# Input records start
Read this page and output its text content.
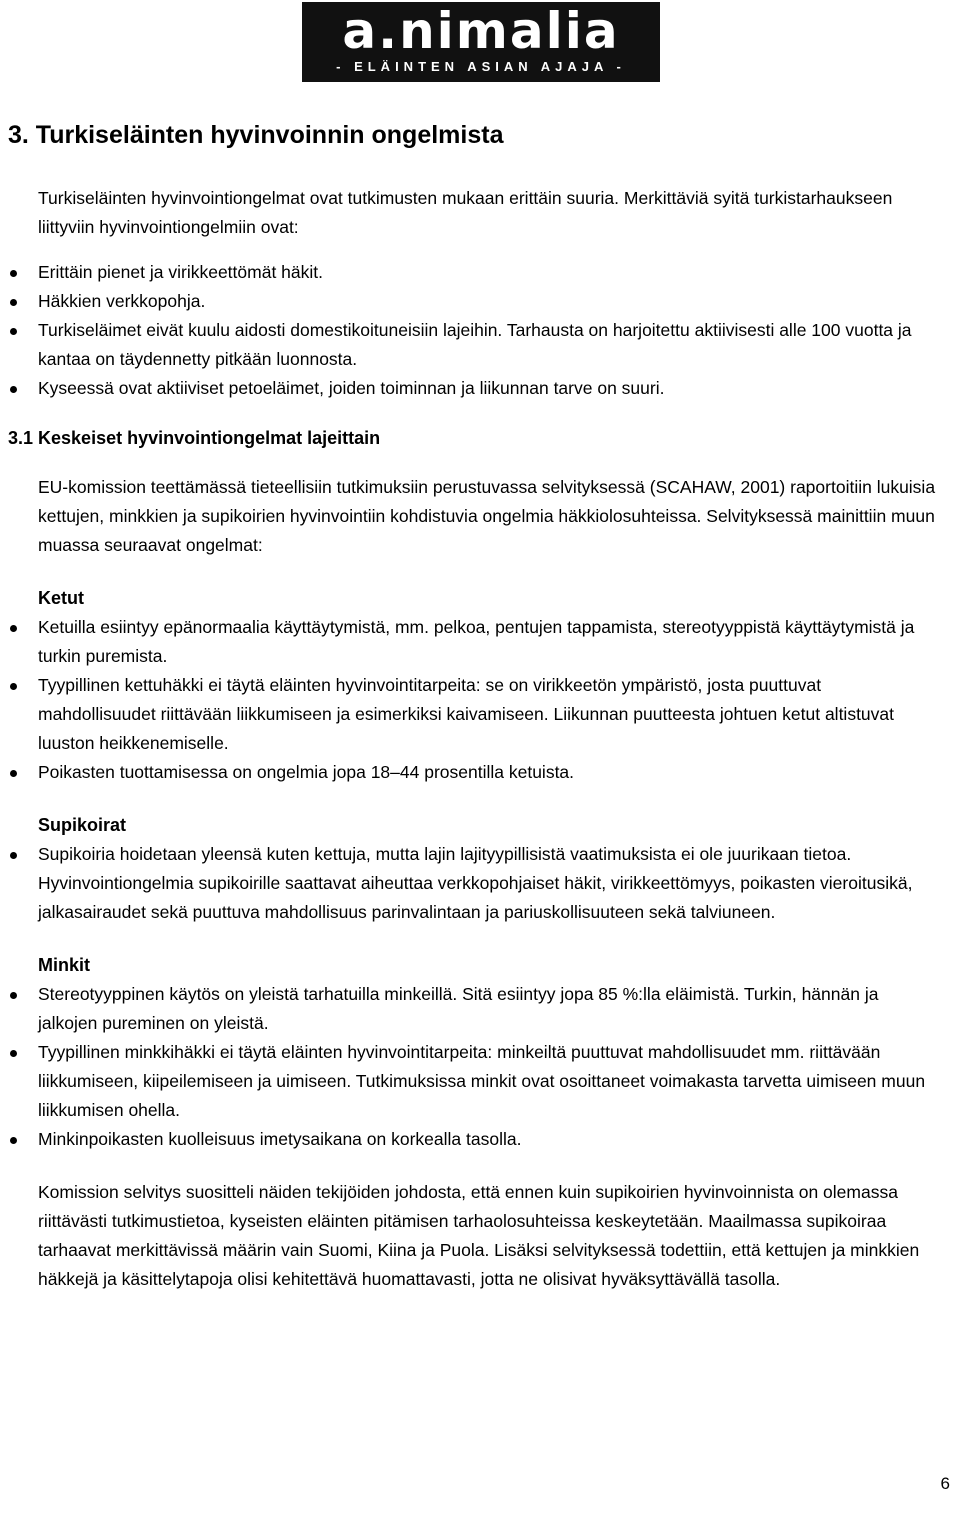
a.nimalia
- ELÄINTEN ASIAN AJAJA -
3. Turkiseläinten hyvinvoinnin ongelmista

Turkiseläinten hyvinvointiongelmat ovat tutkimusten mukaan erittäin suuria. Merkittäviä syitä turkistarhaukseen liittyviin hyvinvointiongelmiin ovat:

Erittäin pienet ja virikkeettömät häkit.
Häkkien verkkopohja.
Turkiseläimet eivät kuulu aidosti domestikoituneisiin lajeihin. Tarhausta on harjoitettu aktiivisesti alle 100 vuotta ja kantaa on täydennetty pitkään luonnosta.
Kyseessä ovat aktiiviset petoeläimet, joiden toiminnan ja liikunnan tarve on suuri.
3.1 Keskeiset hyvinvointiongelmat lajeittain

EU-komission teettämässä tieteellisiin tutkimuksiin perustuvassa selvityksessä (SCAHAW, 2001) raportoitiin lukuisia kettujen, minkkien ja supikoirien hyvinvointiin kohdistuvia ongelmia häkkiolosuhteissa. Selvityksessä mainittiin muun muassa seuraavat ongelmat:

Ketut
Ketuilla esiintyy epänormaalia käyttäytymistä, mm. pelkoa, pentujen tappamista, stereotyyppistä käyttäytymistä ja turkin puremista.
Tyypillinen kettuhäkki ei täytä eläinten hyvinvointitarpeita: se on virikkeetön ympäristö, josta puuttuvat mahdollisuudet riittävään liikkumiseen ja esimerkiksi kaivamiseen. Liikunnan puutteesta johtuen ketut altistuvat luuston heikkenemiselle.
Poikasten tuottamisessa on ongelmia jopa 18–44 prosentilla ketuista.
Supikoirat
Supikoiria hoidetaan yleensä kuten kettuja, mutta lajin lajityypillisistä vaatimuksista ei ole juurikaan tietoa. Hyvinvointiongelmia supikoirille saattavat aiheuttaa verkkopohjaiset häkit, virikkeettömyys, poikasten vieroitusikä, jalkasairaudet sekä puuttuva mahdollisuus parinvalintaan ja pariuskollisuuteen sekä talviuneen.
Minkit
Stereotyyppinen käytös on yleistä tarhatuilla minkeillä. Sitä esiintyy jopa 85 %:lla eläimistä. Turkin, hännän ja jalkojen pureminen on yleistä.
Tyypillinen minkkihäkki ei täytä eläinten hyvinvointitarpeita: minkeiltä puuttuvat mahdollisuudet mm. riittävään liikkumiseen, kiipeilemiseen ja uimiseen. Tutkimuksissa minkit ovat osoittaneet voimakasta tarvetta uimiseen muun liikkumisen ohella.
Minkinpoikasten kuolleisuus imetysaikana on korkealla tasolla.

Komission selvitys suositteli näiden tekijöiden johdosta, että ennen kuin supikoirien hyvinvoinnista on olemassa riittävästi tutkimustietoa, kyseisten eläinten pitämisen tarhaolosuhteissa keskeytetään. Maailmassa supikoiraa tarhaavat merkittävissä määrin vain Suomi, Kiina ja Puola. Lisäksi selvityksessä todettiin, että kettujen ja minkkien häkkejä ja käsittelytapoja olisi kehitettävä huomattavasti, jotta ne olisivat hyväksyttävällä tasolla.

6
# Input records end
> [What is being asked]: How many lines of the entries above hold the string "jopa"? Reply with the number alone.

> [The result]: 2